▶ [PROBLEM TO WORK ON]
Repeat each entry as written, dropping any picture you find.

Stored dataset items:
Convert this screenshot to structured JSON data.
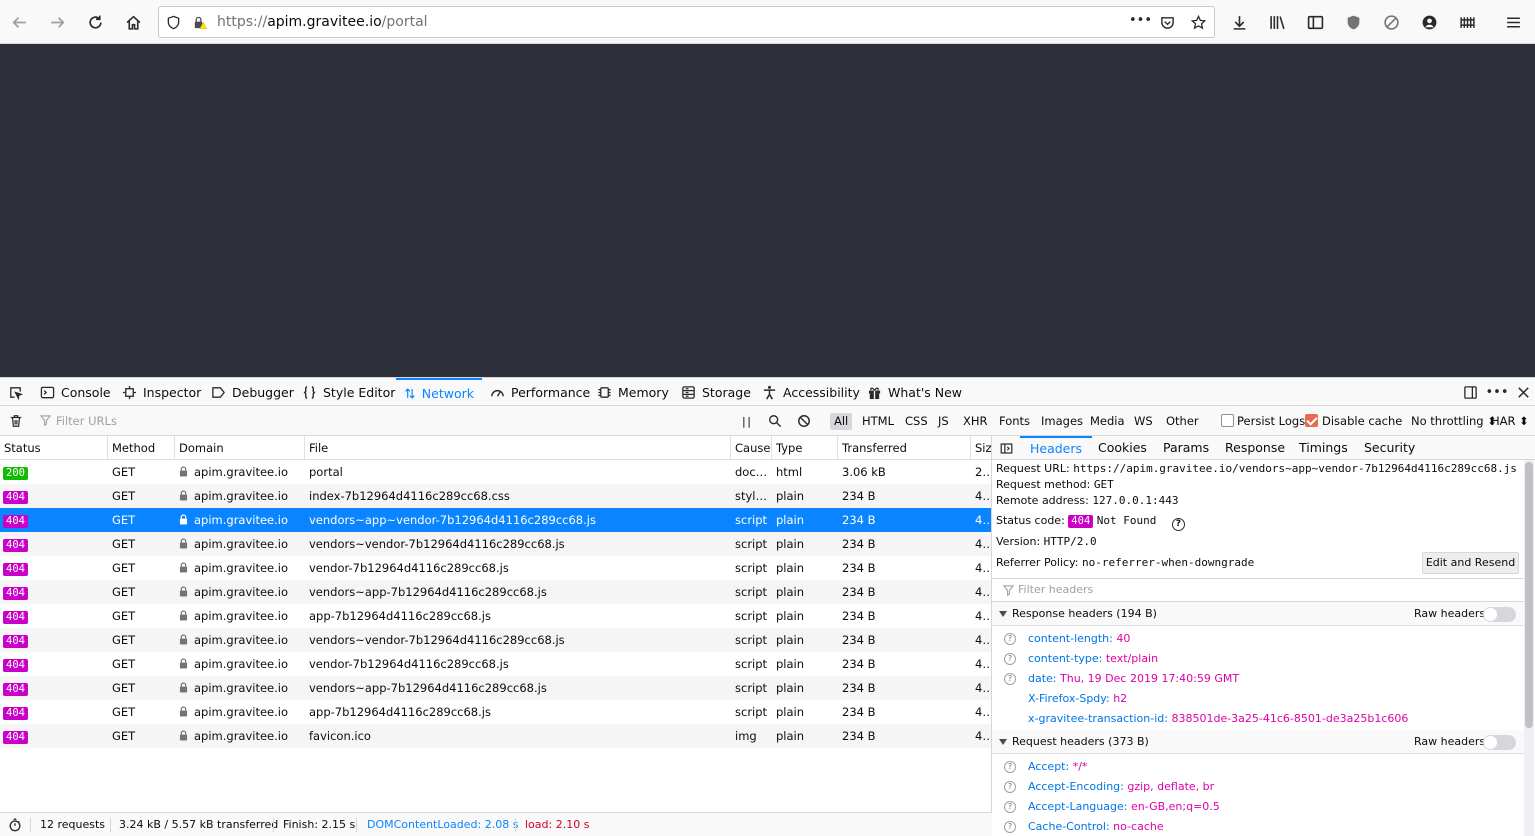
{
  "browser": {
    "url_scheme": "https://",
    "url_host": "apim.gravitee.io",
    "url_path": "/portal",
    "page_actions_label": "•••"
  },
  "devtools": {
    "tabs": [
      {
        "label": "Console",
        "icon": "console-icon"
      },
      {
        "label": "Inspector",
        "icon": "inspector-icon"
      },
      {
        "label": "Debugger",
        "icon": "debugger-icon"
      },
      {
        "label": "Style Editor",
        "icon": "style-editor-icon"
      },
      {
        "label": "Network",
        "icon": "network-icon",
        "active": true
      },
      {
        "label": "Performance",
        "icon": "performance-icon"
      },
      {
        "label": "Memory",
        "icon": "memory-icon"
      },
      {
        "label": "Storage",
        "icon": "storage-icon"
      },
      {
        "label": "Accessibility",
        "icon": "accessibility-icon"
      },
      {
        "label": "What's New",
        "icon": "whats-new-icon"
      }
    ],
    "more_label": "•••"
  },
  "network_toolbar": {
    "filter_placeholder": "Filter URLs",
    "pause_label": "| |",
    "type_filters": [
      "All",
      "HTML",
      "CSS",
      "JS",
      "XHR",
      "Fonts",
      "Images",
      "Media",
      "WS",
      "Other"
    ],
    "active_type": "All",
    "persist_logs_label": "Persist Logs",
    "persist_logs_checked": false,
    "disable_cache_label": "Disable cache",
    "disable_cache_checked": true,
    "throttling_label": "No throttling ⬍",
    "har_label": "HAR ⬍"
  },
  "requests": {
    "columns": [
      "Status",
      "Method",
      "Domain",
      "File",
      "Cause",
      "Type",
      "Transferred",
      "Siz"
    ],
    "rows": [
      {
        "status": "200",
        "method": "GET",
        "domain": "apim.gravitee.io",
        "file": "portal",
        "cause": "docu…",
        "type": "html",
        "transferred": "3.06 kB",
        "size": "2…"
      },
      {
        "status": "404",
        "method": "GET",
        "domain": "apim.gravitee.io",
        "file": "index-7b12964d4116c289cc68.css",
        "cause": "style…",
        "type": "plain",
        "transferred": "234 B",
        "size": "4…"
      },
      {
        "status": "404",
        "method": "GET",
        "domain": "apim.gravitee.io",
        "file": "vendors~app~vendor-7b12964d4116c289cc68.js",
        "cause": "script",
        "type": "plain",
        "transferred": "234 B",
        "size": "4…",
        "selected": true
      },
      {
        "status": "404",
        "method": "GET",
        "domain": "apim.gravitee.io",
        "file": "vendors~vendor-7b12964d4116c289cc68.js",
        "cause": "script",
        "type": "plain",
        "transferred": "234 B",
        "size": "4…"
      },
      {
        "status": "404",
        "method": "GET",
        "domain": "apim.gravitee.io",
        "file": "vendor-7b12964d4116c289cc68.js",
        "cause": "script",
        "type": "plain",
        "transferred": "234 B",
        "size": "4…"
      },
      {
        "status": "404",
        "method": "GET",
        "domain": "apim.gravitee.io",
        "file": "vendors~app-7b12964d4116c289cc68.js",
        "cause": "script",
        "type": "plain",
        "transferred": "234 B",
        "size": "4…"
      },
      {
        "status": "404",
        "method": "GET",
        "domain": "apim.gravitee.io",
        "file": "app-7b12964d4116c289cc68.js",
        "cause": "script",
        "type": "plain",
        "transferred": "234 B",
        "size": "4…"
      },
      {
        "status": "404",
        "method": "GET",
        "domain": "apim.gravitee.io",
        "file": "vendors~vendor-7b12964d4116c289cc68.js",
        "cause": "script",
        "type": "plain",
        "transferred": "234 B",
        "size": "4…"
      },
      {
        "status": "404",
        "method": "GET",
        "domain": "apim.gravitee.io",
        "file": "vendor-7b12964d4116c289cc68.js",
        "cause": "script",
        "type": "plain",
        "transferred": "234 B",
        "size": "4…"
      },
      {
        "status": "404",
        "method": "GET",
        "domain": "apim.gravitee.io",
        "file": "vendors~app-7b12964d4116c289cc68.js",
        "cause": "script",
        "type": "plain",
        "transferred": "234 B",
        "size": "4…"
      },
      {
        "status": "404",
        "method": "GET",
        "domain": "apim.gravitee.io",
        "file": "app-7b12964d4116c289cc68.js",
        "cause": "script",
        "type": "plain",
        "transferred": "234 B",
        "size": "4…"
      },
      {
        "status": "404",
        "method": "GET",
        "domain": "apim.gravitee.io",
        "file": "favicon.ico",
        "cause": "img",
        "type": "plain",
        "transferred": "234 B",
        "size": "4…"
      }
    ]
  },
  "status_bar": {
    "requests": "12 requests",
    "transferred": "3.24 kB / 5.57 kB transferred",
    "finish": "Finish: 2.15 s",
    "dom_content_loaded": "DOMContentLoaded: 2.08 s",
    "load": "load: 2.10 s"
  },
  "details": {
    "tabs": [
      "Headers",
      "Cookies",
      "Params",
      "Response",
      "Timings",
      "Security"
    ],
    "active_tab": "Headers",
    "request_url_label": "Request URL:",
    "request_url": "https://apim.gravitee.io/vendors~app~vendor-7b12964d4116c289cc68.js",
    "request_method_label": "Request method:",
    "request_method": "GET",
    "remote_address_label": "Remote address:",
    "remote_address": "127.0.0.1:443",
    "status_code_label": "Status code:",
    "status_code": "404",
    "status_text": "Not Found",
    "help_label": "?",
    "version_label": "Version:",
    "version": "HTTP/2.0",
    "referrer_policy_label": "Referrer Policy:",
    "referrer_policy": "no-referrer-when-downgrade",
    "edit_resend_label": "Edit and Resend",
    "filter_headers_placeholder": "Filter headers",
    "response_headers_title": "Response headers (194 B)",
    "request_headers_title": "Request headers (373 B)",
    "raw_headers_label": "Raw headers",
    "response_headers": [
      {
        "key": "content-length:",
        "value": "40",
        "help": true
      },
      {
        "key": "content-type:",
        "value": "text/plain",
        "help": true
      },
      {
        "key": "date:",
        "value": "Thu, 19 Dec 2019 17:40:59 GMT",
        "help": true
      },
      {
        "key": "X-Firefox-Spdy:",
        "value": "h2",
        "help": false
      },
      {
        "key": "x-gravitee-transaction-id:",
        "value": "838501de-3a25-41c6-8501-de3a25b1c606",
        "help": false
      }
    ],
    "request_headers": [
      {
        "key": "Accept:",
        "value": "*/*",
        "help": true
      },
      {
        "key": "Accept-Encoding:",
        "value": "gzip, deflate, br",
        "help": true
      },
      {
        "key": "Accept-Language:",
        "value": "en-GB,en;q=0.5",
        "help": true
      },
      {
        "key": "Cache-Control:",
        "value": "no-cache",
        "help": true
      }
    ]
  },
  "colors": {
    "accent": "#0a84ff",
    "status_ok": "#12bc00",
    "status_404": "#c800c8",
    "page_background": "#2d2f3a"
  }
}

▶ [SOLUTION FOR THIS PROBLEM]
Convert this screenshot to structured JSON data.
{
  "browser": {
    "url_scheme": "https://",
    "url_host": "apim.gravitee.io",
    "url_path": "/portal",
    "page_actions_label": "•••"
  },
  "devtools": {
    "tabs": [
      {
        "label": "Console",
        "icon": "console-icon"
      },
      {
        "label": "Inspector",
        "icon": "inspector-icon"
      },
      {
        "label": "Debugger",
        "icon": "debugger-icon"
      },
      {
        "label": "Style Editor",
        "icon": "style-editor-icon"
      },
      {
        "label": "Network",
        "icon": "network-icon",
        "active": true
      },
      {
        "label": "Performance",
        "icon": "performance-icon"
      },
      {
        "label": "Memory",
        "icon": "memory-icon"
      },
      {
        "label": "Storage",
        "icon": "storage-icon"
      },
      {
        "label": "Accessibility",
        "icon": "accessibility-icon"
      },
      {
        "label": "What's New",
        "icon": "whats-new-icon"
      }
    ],
    "more_label": "•••"
  },
  "network_toolbar": {
    "filter_placeholder": "Filter URLs",
    "pause_label": "| |",
    "type_filters": [
      "All",
      "HTML",
      "CSS",
      "JS",
      "XHR",
      "Fonts",
      "Images",
      "Media",
      "WS",
      "Other"
    ],
    "active_type": "All",
    "persist_logs_label": "Persist Logs",
    "persist_logs_checked": false,
    "disable_cache_label": "Disable cache",
    "disable_cache_checked": true,
    "throttling_label": "No throttling ⬍",
    "har_label": "HAR ⬍"
  },
  "requests": {
    "columns": [
      "Status",
      "Method",
      "Domain",
      "File",
      "Cause",
      "Type",
      "Transferred",
      "Siz"
    ],
    "rows": [
      {
        "status": "200",
        "method": "GET",
        "domain": "apim.gravitee.io",
        "file": "portal",
        "cause": "docu…",
        "type": "html",
        "transferred": "3.06 kB",
        "size": "2…"
      },
      {
        "status": "404",
        "method": "GET",
        "domain": "apim.gravitee.io",
        "file": "index-7b12964d4116c289cc68.css",
        "cause": "style…",
        "type": "plain",
        "transferred": "234 B",
        "size": "4…"
      },
      {
        "status": "404",
        "method": "GET",
        "domain": "apim.gravitee.io",
        "file": "vendors~app~vendor-7b12964d4116c289cc68.js",
        "cause": "script",
        "type": "plain",
        "transferred": "234 B",
        "size": "4…",
        "selected": true
      },
      {
        "status": "404",
        "method": "GET",
        "domain": "apim.gravitee.io",
        "file": "vendors~vendor-7b12964d4116c289cc68.js",
        "cause": "script",
        "type": "plain",
        "transferred": "234 B",
        "size": "4…"
      },
      {
        "status": "404",
        "method": "GET",
        "domain": "apim.gravitee.io",
        "file": "vendor-7b12964d4116c289cc68.js",
        "cause": "script",
        "type": "plain",
        "transferred": "234 B",
        "size": "4…"
      },
      {
        "status": "404",
        "method": "GET",
        "domain": "apim.gravitee.io",
        "file": "vendors~app-7b12964d4116c289cc68.js",
        "cause": "script",
        "type": "plain",
        "transferred": "234 B",
        "size": "4…"
      },
      {
        "status": "404",
        "method": "GET",
        "domain": "apim.gravitee.io",
        "file": "app-7b12964d4116c289cc68.js",
        "cause": "script",
        "type": "plain",
        "transferred": "234 B",
        "size": "4…"
      },
      {
        "status": "404",
        "method": "GET",
        "domain": "apim.gravitee.io",
        "file": "vendors~vendor-7b12964d4116c289cc68.js",
        "cause": "script",
        "type": "plain",
        "transferred": "234 B",
        "size": "4…"
      },
      {
        "status": "404",
        "method": "GET",
        "domain": "apim.gravitee.io",
        "file": "vendor-7b12964d4116c289cc68.js",
        "cause": "script",
        "type": "plain",
        "transferred": "234 B",
        "size": "4…"
      },
      {
        "status": "404",
        "method": "GET",
        "domain": "apim.gravitee.io",
        "file": "vendors~app-7b12964d4116c289cc68.js",
        "cause": "script",
        "type": "plain",
        "transferred": "234 B",
        "size": "4…"
      },
      {
        "status": "404",
        "method": "GET",
        "domain": "apim.gravitee.io",
        "file": "app-7b12964d4116c289cc68.js",
        "cause": "script",
        "type": "plain",
        "transferred": "234 B",
        "size": "4…"
      },
      {
        "status": "404",
        "method": "GET",
        "domain": "apim.gravitee.io",
        "file": "favicon.ico",
        "cause": "img",
        "type": "plain",
        "transferred": "234 B",
        "size": "4…"
      }
    ]
  },
  "status_bar": {
    "requests": "12 requests",
    "transferred": "3.24 kB / 5.57 kB transferred",
    "finish": "Finish: 2.15 s",
    "dom_content_loaded": "DOMContentLoaded: 2.08 s",
    "load": "load: 2.10 s"
  },
  "details": {
    "tabs": [
      "Headers",
      "Cookies",
      "Params",
      "Response",
      "Timings",
      "Security"
    ],
    "active_tab": "Headers",
    "request_url_label": "Request URL:",
    "request_url": "https://apim.gravitee.io/vendors~app~vendor-7b12964d4116c289cc68.js",
    "request_method_label": "Request method:",
    "request_method": "GET",
    "remote_address_label": "Remote address:",
    "remote_address": "127.0.0.1:443",
    "status_code_label": "Status code:",
    "status_code": "404",
    "status_text": "Not Found",
    "help_label": "?",
    "version_label": "Version:",
    "version": "HTTP/2.0",
    "referrer_policy_label": "Referrer Policy:",
    "referrer_policy": "no-referrer-when-downgrade",
    "edit_resend_label": "Edit and Resend",
    "filter_headers_placeholder": "Filter headers",
    "response_headers_title": "Response headers (194 B)",
    "request_headers_title": "Request headers (373 B)",
    "raw_headers_label": "Raw headers",
    "response_headers": [
      {
        "key": "content-length:",
        "value": "40",
        "help": true
      },
      {
        "key": "content-type:",
        "value": "text/plain",
        "help": true
      },
      {
        "key": "date:",
        "value": "Thu, 19 Dec 2019 17:40:59 GMT",
        "help": true
      },
      {
        "key": "X-Firefox-Spdy:",
        "value": "h2",
        "help": false
      },
      {
        "key": "x-gravitee-transaction-id:",
        "value": "838501de-3a25-41c6-8501-de3a25b1c606",
        "help": false
      }
    ],
    "request_headers": [
      {
        "key": "Accept:",
        "value": "*/*",
        "help": true
      },
      {
        "key": "Accept-Encoding:",
        "value": "gzip, deflate, br",
        "help": true
      },
      {
        "key": "Accept-Language:",
        "value": "en-GB,en;q=0.5",
        "help": true
      },
      {
        "key": "Cache-Control:",
        "value": "no-cache",
        "help": true
      }
    ]
  },
  "colors": {
    "accent": "#0a84ff",
    "status_ok": "#12bc00",
    "status_404": "#c800c8",
    "page_background": "#2d2f3a"
  }
}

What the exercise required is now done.